** Task details **
In full and without alteration, give the listing again.
-------- Entries provided --------
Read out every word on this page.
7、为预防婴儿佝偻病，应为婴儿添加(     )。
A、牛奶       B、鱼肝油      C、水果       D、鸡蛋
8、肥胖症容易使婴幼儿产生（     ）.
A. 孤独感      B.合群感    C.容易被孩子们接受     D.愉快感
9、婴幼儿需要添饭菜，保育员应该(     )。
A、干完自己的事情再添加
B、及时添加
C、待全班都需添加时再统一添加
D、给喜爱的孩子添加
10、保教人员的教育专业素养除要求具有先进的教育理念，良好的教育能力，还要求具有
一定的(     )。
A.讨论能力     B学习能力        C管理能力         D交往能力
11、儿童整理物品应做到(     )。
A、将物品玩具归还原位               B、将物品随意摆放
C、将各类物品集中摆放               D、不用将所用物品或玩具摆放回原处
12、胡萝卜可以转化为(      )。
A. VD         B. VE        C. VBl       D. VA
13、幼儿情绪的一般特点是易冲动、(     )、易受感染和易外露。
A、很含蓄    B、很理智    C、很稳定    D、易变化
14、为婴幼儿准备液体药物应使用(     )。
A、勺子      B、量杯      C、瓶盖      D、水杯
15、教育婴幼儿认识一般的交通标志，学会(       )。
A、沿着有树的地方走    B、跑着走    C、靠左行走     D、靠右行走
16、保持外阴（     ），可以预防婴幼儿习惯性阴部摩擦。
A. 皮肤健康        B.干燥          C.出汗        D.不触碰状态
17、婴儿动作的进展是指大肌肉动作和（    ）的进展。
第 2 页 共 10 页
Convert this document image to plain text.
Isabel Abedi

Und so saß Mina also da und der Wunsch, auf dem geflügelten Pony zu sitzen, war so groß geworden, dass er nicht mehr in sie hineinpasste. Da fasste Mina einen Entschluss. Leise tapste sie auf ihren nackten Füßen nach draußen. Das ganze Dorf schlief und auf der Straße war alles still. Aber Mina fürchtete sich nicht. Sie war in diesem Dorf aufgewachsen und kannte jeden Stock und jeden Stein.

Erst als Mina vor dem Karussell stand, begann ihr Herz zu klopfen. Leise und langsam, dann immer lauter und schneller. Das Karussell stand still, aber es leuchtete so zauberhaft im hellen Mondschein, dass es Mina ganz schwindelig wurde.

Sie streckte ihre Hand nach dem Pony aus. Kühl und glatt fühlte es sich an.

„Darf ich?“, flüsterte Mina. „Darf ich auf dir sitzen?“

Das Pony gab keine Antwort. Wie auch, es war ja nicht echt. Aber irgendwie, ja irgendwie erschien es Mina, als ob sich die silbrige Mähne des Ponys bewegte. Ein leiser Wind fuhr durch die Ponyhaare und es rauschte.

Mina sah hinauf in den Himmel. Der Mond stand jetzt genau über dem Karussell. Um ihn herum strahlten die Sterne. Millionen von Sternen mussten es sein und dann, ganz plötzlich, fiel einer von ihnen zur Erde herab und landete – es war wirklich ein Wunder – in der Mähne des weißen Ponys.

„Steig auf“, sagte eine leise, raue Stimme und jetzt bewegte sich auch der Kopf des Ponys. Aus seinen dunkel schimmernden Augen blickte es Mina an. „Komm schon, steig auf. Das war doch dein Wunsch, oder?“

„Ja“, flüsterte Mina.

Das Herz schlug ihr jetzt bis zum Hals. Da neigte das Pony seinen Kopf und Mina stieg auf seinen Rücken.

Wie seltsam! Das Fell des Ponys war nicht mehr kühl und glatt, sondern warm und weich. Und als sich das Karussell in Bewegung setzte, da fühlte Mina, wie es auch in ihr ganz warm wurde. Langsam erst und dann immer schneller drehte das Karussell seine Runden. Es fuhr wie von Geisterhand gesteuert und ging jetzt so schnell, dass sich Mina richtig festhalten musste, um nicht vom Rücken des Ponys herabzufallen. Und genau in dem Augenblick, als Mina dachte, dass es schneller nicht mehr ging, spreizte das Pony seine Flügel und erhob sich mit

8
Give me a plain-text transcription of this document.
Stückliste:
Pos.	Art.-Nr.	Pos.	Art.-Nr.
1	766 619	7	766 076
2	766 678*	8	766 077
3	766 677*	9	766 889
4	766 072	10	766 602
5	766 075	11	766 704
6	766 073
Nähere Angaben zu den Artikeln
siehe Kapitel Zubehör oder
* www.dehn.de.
--------
** Reply to the task **
Read out every word on this page.
7、为预防婴儿佝偻病，应为婴儿添加(     )。
A、牛奶       B、鱼肝油      C、水果       D、鸡蛋
8、肥胖症容易使婴幼儿产生（     ）.
A. 孤独感      B.合群感    C.容易被孩子们接受     D.愉快感
9、婴幼儿需要添饭菜，保育员应该(     )。
A、干完自己的事情再添加
B、及时添加
C、待全班都需添加时再统一添加
D、给喜爱的孩子添加
10、保教人员的教育专业素养除要求具有先进的教育理念，良好的教育能力，还要求具有
一定的(     )。
A.讨论能力     B学习能力        C管理能力         D交往能力
11、儿童整理物品应做到(     )。
A、将物品玩具归还原位               B、将物品随意摆放
C、将各类物品集中摆放               D、不用将所用物品或玩具摆放回原处
12、胡萝卜可以转化为(      )。
A. VD         B. VE        C. VBl       D. VA
13、幼儿情绪的一般特点是易冲动、(     )、易受感染和易外露。
A、很含蓄    B、很理智    C、很稳定    D、易变化
14、为婴幼儿准备液体药物应使用(     )。
A、勺子      B、量杯      C、瓶盖      D、水杯
15、教育婴幼儿认识一般的交通标志，学会(       )。
A、沿着有树的地方走    B、跑着走    C、靠左行走     D、靠右行走
16、保持外阴（     ），可以预防婴幼儿习惯性阴部摩擦。
A. 皮肤健康        B.干燥          C.出汗        D.不触碰状态
17、婴儿动作的进展是指大肌肉动作和（    ）的进展。
第 2 页 共 10 页
Convert this document image to plain text.
Isabel Abedi

Und so saß Mina also da und der Wunsch, auf dem geflügelten Pony zu sitzen, war so groß geworden, dass er nicht mehr in sie hineinpasste. Da fasste Mina einen Entschluss. Leise tapste sie auf ihren nackten Füßen nach draußen. Das ganze Dorf schlief und auf der Straße war alles still. Aber Mina fürchtete sich nicht. Sie war in diesem Dorf aufgewachsen und kannte jeden Stock und jeden Stein.

Erst als Mina vor dem Karussell stand, begann ihr Herz zu klopfen. Leise und langsam, dann immer lauter und schneller. Das Karussell stand still, aber es leuchtete so zauberhaft im hellen Mondschein, dass es Mina ganz schwindelig wurde.

Sie streckte ihre Hand nach dem Pony aus. Kühl und glatt fühlte es sich an.

„Darf ich?“, flüsterte Mina. „Darf ich auf dir sitzen?“

Das Pony gab keine Antwort. Wie auch, es war ja nicht echt. Aber irgendwie, ja irgendwie erschien es Mina, als ob sich die silbrige Mähne des Ponys bewegte. Ein leiser Wind fuhr durch die Ponyhaare und es rauschte.

Mina sah hinauf in den Himmel. Der Mond stand jetzt genau über dem Karussell. Um ihn herum strahlten die Sterne. Millionen von Sternen mussten es sein und dann, ganz plötzlich, fiel einer von ihnen zur Erde herab und landete – es war wirklich ein Wunder – in der Mähne des weißen Ponys.

„Steig auf“, sagte eine leise, raue Stimme und jetzt bewegte sich auch der Kopf des Ponys. Aus seinen dunkel schimmernden Augen blickte es Mina an. „Komm schon, steig auf. Das war doch dein Wunsch, oder?“

„Ja“, flüsterte Mina.

Das Herz schlug ihr jetzt bis zum Hals. Da neigte das Pony seinen Kopf und Mina stieg auf seinen Rücken.

Wie seltsam! Das Fell des Ponys war nicht mehr kühl und glatt, sondern warm und weich. Und als sich das Karussell in Bewegung setzte, da fühlte Mina, wie es auch in ihr ganz warm wurde. Langsam erst und dann immer schneller drehte das Karussell seine Runden. Es fuhr wie von Geisterhand gesteuert und ging jetzt so schnell, dass sich Mina richtig festhalten musste, um nicht vom Rücken des Ponys herabzufallen. Und genau in dem Augenblick, als Mina dachte, dass es schneller nicht mehr ging, spreizte das Pony seine Flügel und erhob sich mit

8
Give me a plain-text transcription of this document.
Stückliste:
Pos.	Art.-Nr.	Pos.	Art.-Nr.
1	766 619	7	766 076
2	766 678*	8	766 077
3	766 677*	9	766 889
4	766 072	10	766 602
5	766 075	11	766 704
6	766 073
Nähere Angaben zu den Artikeln
siehe Kapitel Zubehör oder
* www.dehn.de.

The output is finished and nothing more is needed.